Give every line back verbatim, dropping all images.

[Dataset records on visual material]
______________________________

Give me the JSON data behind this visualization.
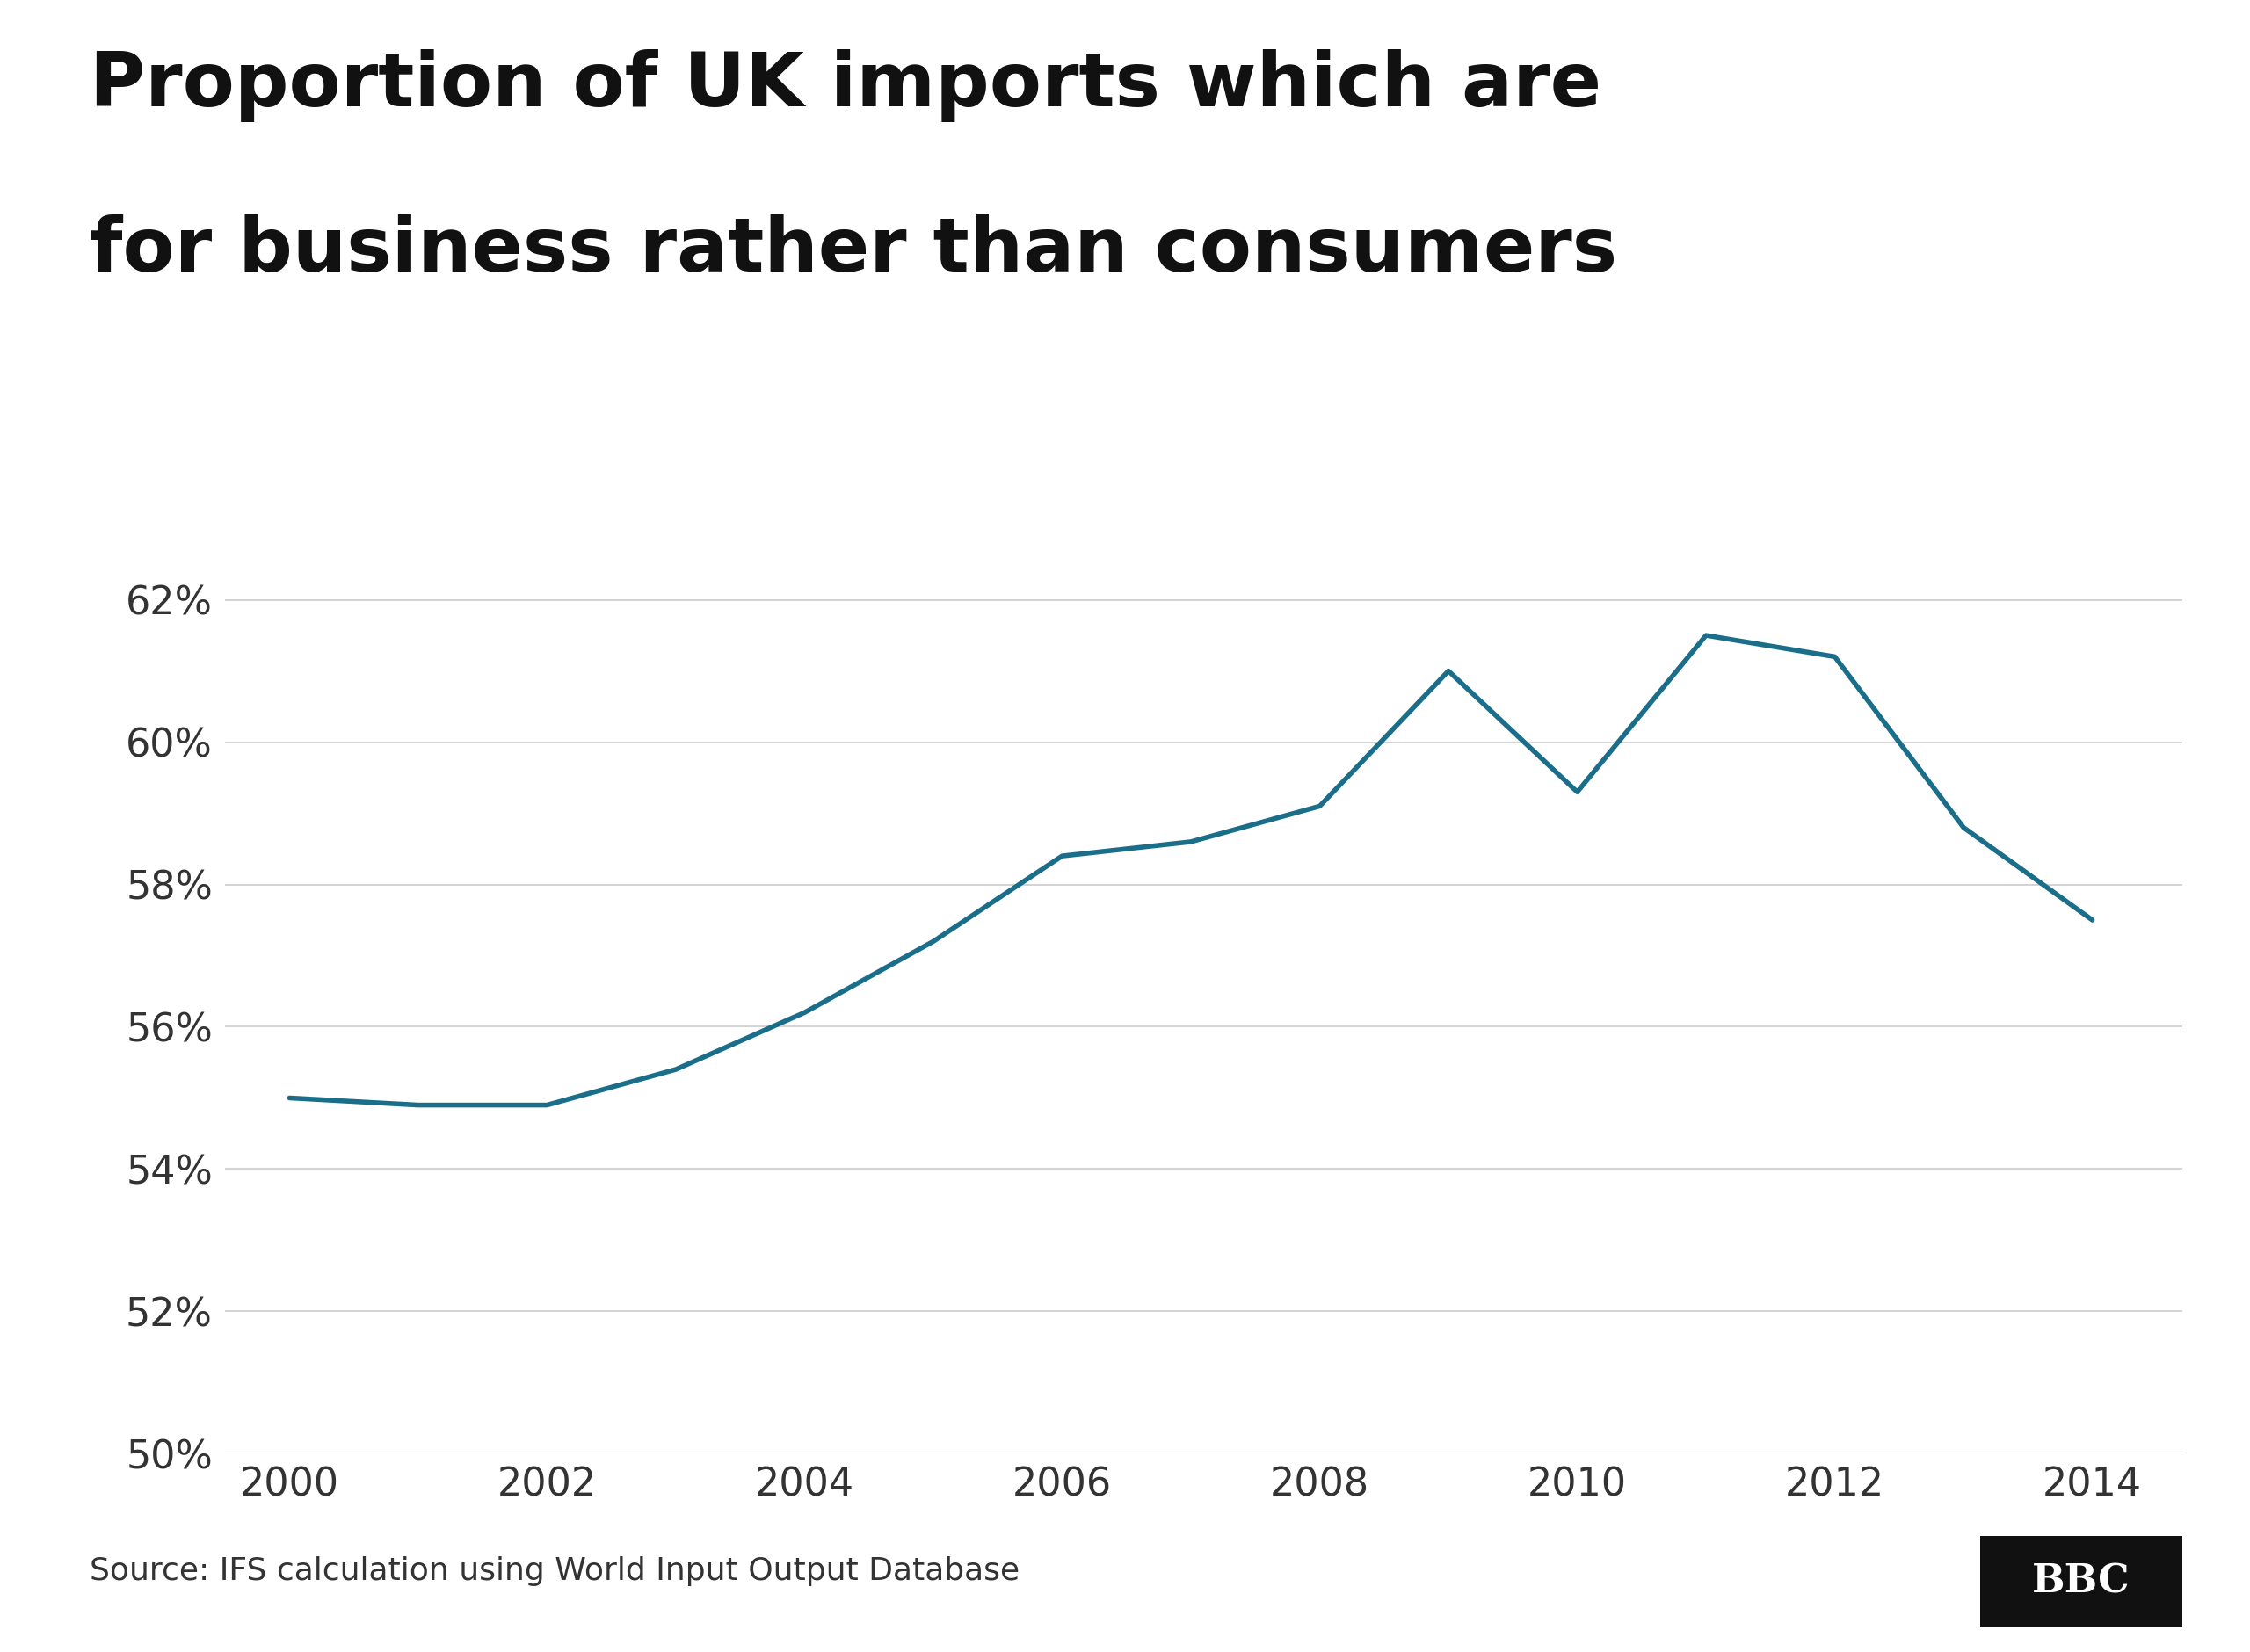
{
  "title_line1": "Proportion of UK imports which are",
  "title_line2": "for business rather than consumers",
  "years": [
    2000,
    2001,
    2002,
    2003,
    2004,
    2005,
    2006,
    2007,
    2008,
    2009,
    2010,
    2011,
    2012,
    2013,
    2014
  ],
  "values": [
    55.0,
    54.9,
    54.9,
    55.4,
    56.2,
    57.2,
    58.4,
    58.6,
    59.1,
    61.0,
    59.3,
    61.5,
    61.2,
    58.8,
    57.5
  ],
  "line_color": "#1a6e8a",
  "line_width": 4.0,
  "background_color": "#ffffff",
  "grid_color": "#cccccc",
  "ylim": [
    50,
    63
  ],
  "yticks": [
    50,
    52,
    54,
    56,
    58,
    60,
    62
  ],
  "xticks": [
    2000,
    2002,
    2004,
    2006,
    2008,
    2010,
    2012,
    2014
  ],
  "xlim_left": 1999.5,
  "xlim_right": 2014.7,
  "source_text": "Source: IFS calculation using World Input Output Database",
  "bbc_text": "BBC",
  "title_fontsize": 62,
  "tick_fontsize": 32,
  "source_fontsize": 26
}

______________________________

Written reply
Give me the JSON data behind this visualization.
{
  "title_line1": "Proportion of UK imports which are",
  "title_line2": "for business rather than consumers",
  "years": [
    2000,
    2001,
    2002,
    2003,
    2004,
    2005,
    2006,
    2007,
    2008,
    2009,
    2010,
    2011,
    2012,
    2013,
    2014
  ],
  "values": [
    55.0,
    54.9,
    54.9,
    55.4,
    56.2,
    57.2,
    58.4,
    58.6,
    59.1,
    61.0,
    59.3,
    61.5,
    61.2,
    58.8,
    57.5
  ],
  "line_color": "#1a6e8a",
  "line_width": 4.0,
  "background_color": "#ffffff",
  "grid_color": "#cccccc",
  "ylim": [
    50,
    63
  ],
  "yticks": [
    50,
    52,
    54,
    56,
    58,
    60,
    62
  ],
  "xticks": [
    2000,
    2002,
    2004,
    2006,
    2008,
    2010,
    2012,
    2014
  ],
  "xlim_left": 1999.5,
  "xlim_right": 2014.7,
  "source_text": "Source: IFS calculation using World Input Output Database",
  "bbc_text": "BBC",
  "title_fontsize": 62,
  "tick_fontsize": 32,
  "source_fontsize": 26
}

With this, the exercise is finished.